---------- Dataset
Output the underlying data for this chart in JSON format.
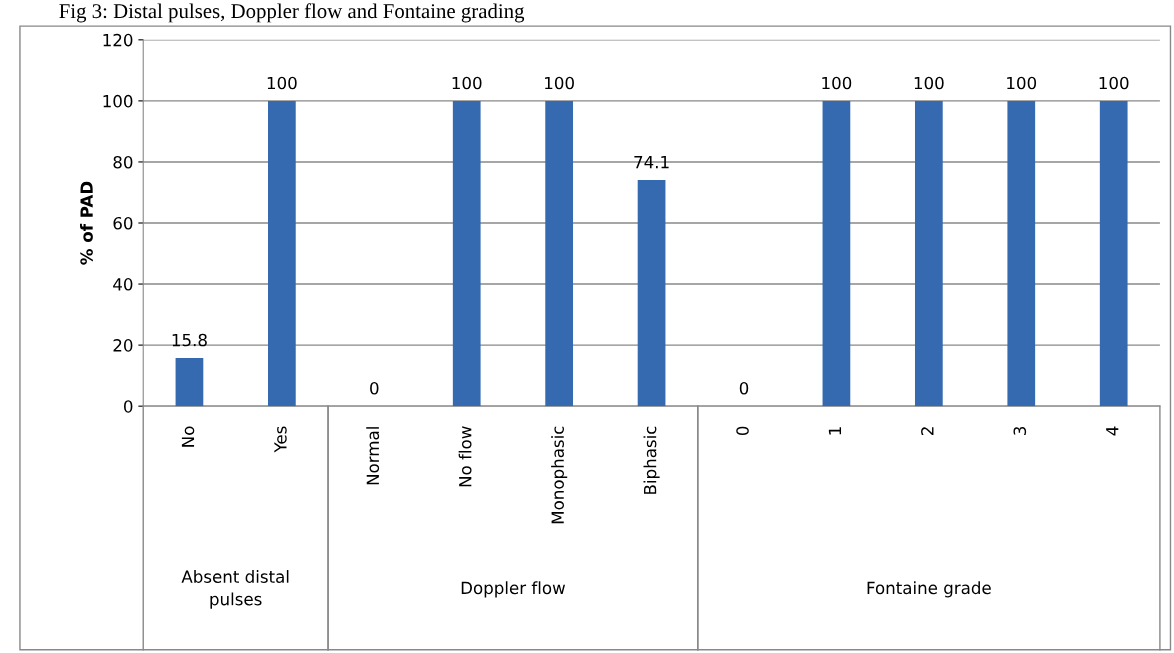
{
  "chart_data": {
    "type": "bar",
    "title": "Fig 3: Distal pulses, Doppler flow and Fontaine grading",
    "ylabel": "% of PAD",
    "categories": [
      "No",
      "Yes",
      "Normal",
      "No flow",
      "Monophasic",
      "Biphasic",
      "0",
      "1",
      "2",
      "3",
      "4"
    ],
    "values": [
      15.8,
      100,
      0,
      100,
      100,
      74.1,
      0,
      100,
      100,
      100,
      100
    ],
    "color": "#3569b0",
    "ylim": [
      0,
      120
    ],
    "yticks": [
      0,
      20,
      40,
      60,
      80,
      100,
      120
    ],
    "grid": "y",
    "data_labels": true,
    "annotations": [
      "Absent distal\npulses",
      "Doppler flow",
      "Fontaine grade"
    ]
  }
}
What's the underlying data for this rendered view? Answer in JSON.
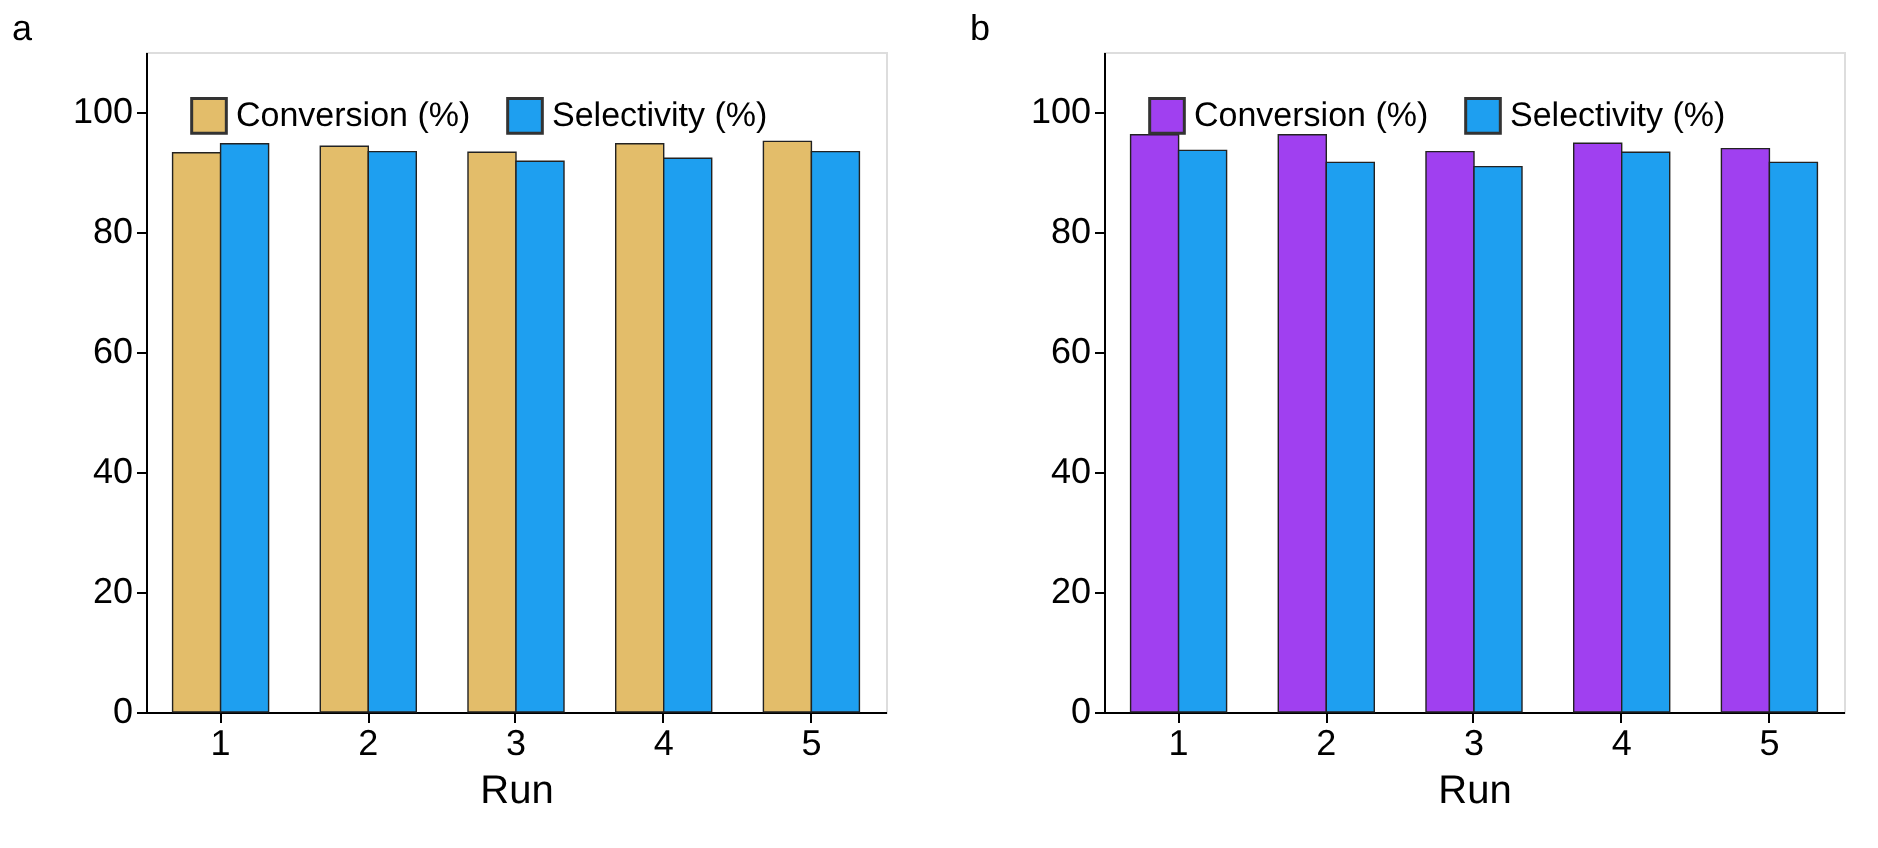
--------------------
[Task instructions]
Reproduce each entry precisely. Leave the pictures out.

[Task output]
Output the underlying data for this chart in JSON format.
{
  "chart_data": {
    "type": "bar",
    "title": "Fig 3: Distal pulses, Doppler flow and Fontaine grading",
    "ylabel": "% of PAD",
    "categories": [
      "No",
      "Yes",
      "Normal",
      "No flow",
      "Monophasic",
      "Biphasic",
      "0",
      "1",
      "2",
      "3",
      "4"
    ],
    "values": [
      15.8,
      100,
      0,
      100,
      100,
      74.1,
      0,
      100,
      100,
      100,
      100
    ],
    "color": "#3569b0",
    "ylim": [
      0,
      120
    ],
    "yticks": [
      0,
      20,
      40,
      60,
      80,
      100,
      120
    ],
    "grid": "y",
    "data_labels": true,
    "annotations": [
      "Absent distal\npulses",
      "Doppler flow",
      "Fontaine grade"
    ]
  }
}
What's the underlying data for this rendered view? Answer in JSON.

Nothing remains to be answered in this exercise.